- [Given exercise]
In the entries that follow, locate the line with "Decode this image", then restate that line and all later lines exactly as they appear, leaving pictures out.

(Stored data)
━━━━━━━━━━

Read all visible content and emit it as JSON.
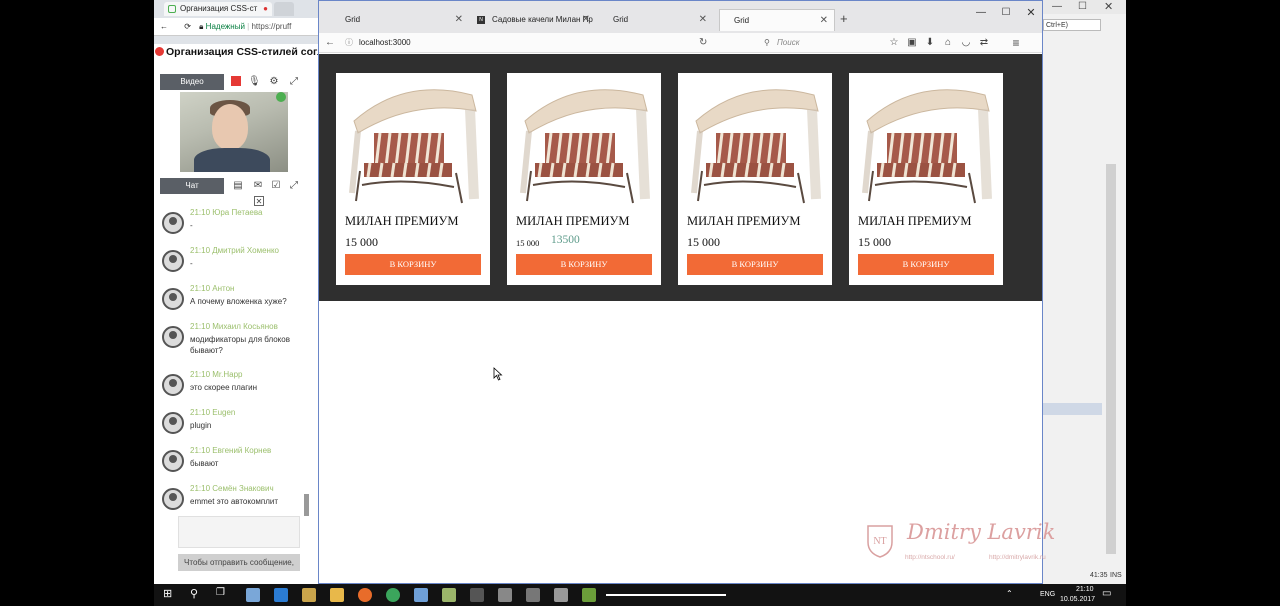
{
  "bg_browser": {
    "tab1": "Организация CSS-ст",
    "address_secure": "Надежный",
    "address_url": "https://pruff"
  },
  "webinar": {
    "title": "Организация CSS-стилей согласн",
    "video_label": "Видео",
    "chat_label": "Чат",
    "messages": [
      {
        "meta": "21:10 Юра Петаева",
        "text": "-"
      },
      {
        "meta": "21:10 Дмитрий Хоменко",
        "text": "-"
      },
      {
        "meta": "21:10 Антон",
        "text": "А почему вложенка хуже?"
      },
      {
        "meta": "21:10 Михаил Косьянов",
        "text": "модификаторы для блоков бывают?"
      },
      {
        "meta": "21:10 Mr.Happ",
        "text": "это скорее плагин"
      },
      {
        "meta": "21:10 Eugen",
        "text": "plugin"
      },
      {
        "meta": "21:10 Евгений Корнев",
        "text": "бывают"
      },
      {
        "meta": "21:10 Семён Знакович",
        "text": "emmet это автокомплит"
      }
    ],
    "send_label": "Чтобы отправить сообщение,"
  },
  "ide": {
    "shortcut": "Ctrl+E)",
    "status_time": "41:35",
    "status_mode": "INS"
  },
  "firefox": {
    "tabs": [
      {
        "label": "Grid",
        "favicon": ""
      },
      {
        "label": "Садовые качели Милан Пр",
        "favicon": "N"
      },
      {
        "label": "Grid",
        "favicon": ""
      },
      {
        "label": "Grid",
        "favicon": ""
      }
    ],
    "new_tab": "+",
    "url": "localhost:3000",
    "search_placeholder": "Поиск",
    "icons": [
      "back-icon",
      "info-icon",
      "reload-icon",
      "search-icon",
      "bookmark-star-icon",
      "library-icon",
      "download-icon",
      "home-icon",
      "pocket-icon",
      "sync-icon",
      "menu-icon"
    ]
  },
  "products": [
    {
      "name": "МИЛАН ПРЕМИУМ",
      "price": "15 000",
      "sale": "",
      "button": "В КОРЗИНУ"
    },
    {
      "name": "МИЛАН ПРЕМИУМ",
      "price": "15 000",
      "sale": "13500",
      "button": "В КОРЗИНУ"
    },
    {
      "name": "МИЛАН ПРЕМИУМ",
      "price": "15 000",
      "sale": "",
      "button": "В КОРЗИНУ"
    },
    {
      "name": "МИЛАН ПРЕМИУМ",
      "price": "15 000",
      "sale": "",
      "button": "В КОРЗИНУ"
    }
  ],
  "watermark": {
    "name": "Dmitry Lavrik",
    "badge": "NT",
    "site1": "http://ntschool.ru/",
    "site2": "http://dmitrylavrik.ru"
  },
  "taskbar": {
    "lang": "ENG",
    "time": "21:10",
    "date": "10.05.2017"
  },
  "colors": {
    "accent_orange": "#f26a36",
    "sale_green": "#5d9b8a",
    "grid_bg": "#2f2f2f"
  }
}
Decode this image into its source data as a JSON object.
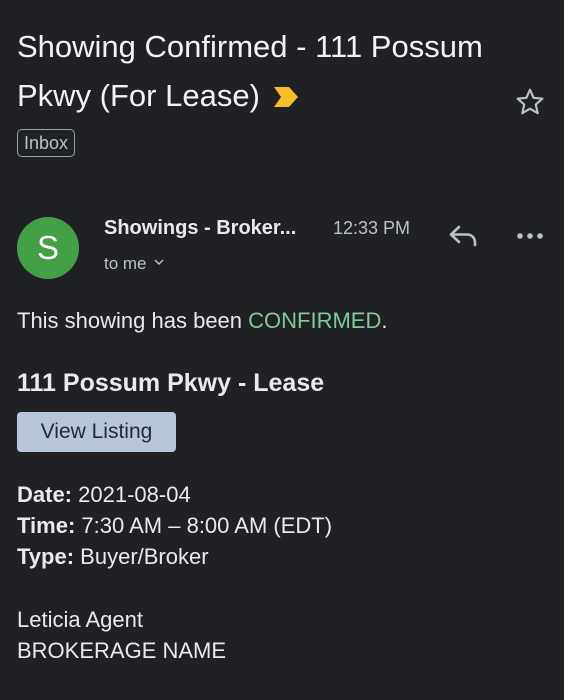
{
  "email": {
    "subject": "Showing Confirmed - 111 Possum Pkwy (For Lease)",
    "label": "Inbox",
    "important_marker": "important-marker-icon",
    "important_color": "#f6bf26",
    "starred": false,
    "sender": {
      "avatar_letter": "S",
      "avatar_color": "#43a047",
      "name": "Showings - Broker...",
      "time": "12:33 PM",
      "recipient": "to me"
    },
    "actions": {
      "reply_icon": "reply-icon",
      "more_icon": "more-options-icon"
    },
    "body": {
      "intro_prefix": "This showing has been ",
      "intro_status": "CONFIRMED",
      "intro_suffix": ".",
      "status_color": "#81c995",
      "listing_title": "111 Possum Pkwy - Lease",
      "view_listing_label": "View Listing",
      "details": [
        {
          "key": "Date:",
          "value": "2021-08-04"
        },
        {
          "key": "Time:",
          "value": "7:30 AM – 8:00 AM (EDT)"
        },
        {
          "key": "Type:",
          "value": "Buyer/Broker"
        }
      ],
      "signature_name": "Leticia Agent",
      "signature_company": "BROKERAGE NAME"
    }
  }
}
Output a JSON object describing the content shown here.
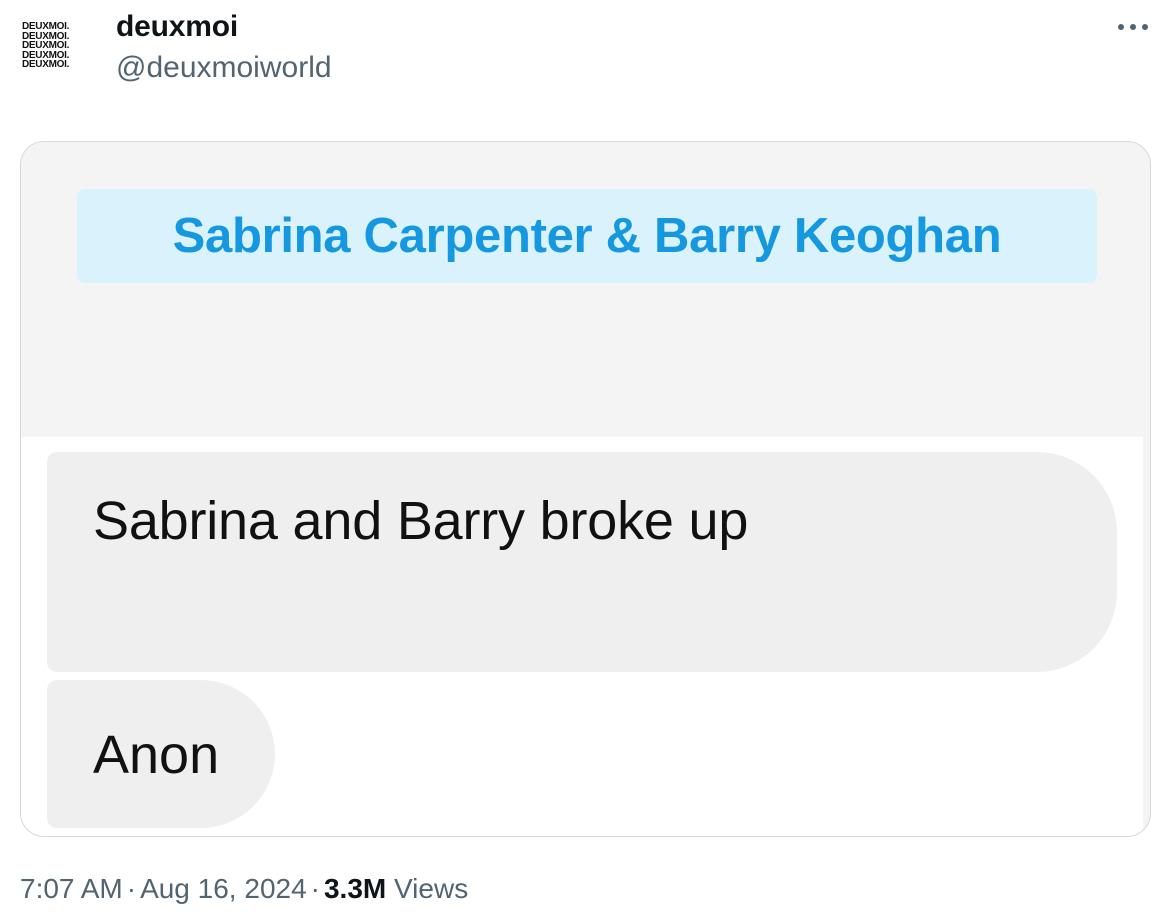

━━━━━━━━━━

- [Response below]
Decode this image into its source data as a JSON object.
{
  "email": {
    "subject": "Showing Confirmed - 111 Possum Pkwy (For Lease)",
    "label": "Inbox",
    "important_marker": "important-marker-icon",
    "important_color": "#f6bf26",
    "starred": false,
    "sender": {
      "avatar_letter": "S",
      "avatar_color": "#43a047",
      "name": "Showings - Broker...",
      "time": "12:33 PM",
      "recipient": "to me"
    },
    "actions": {
      "reply_icon": "reply-icon",
      "more_icon": "more-options-icon"
    },
    "body": {
      "intro_prefix": "This showing has been ",
      "intro_status": "CONFIRMED",
      "intro_suffix": ".",
      "status_color": "#81c995",
      "listing_title": "111 Possum Pkwy - Lease",
      "view_listing_label": "View Listing",
      "details": [
        {
          "key": "Date:",
          "value": "2021-08-04"
        },
        {
          "key": "Time:",
          "value": "7:30 AM – 8:00 AM (EDT)"
        },
        {
          "key": "Type:",
          "value": "Buyer/Broker"
        }
      ],
      "signature_name": "Leticia Agent",
      "signature_company": "BROKERAGE NAME"
    }
  }
}
Output a JSON object describing the content shown here.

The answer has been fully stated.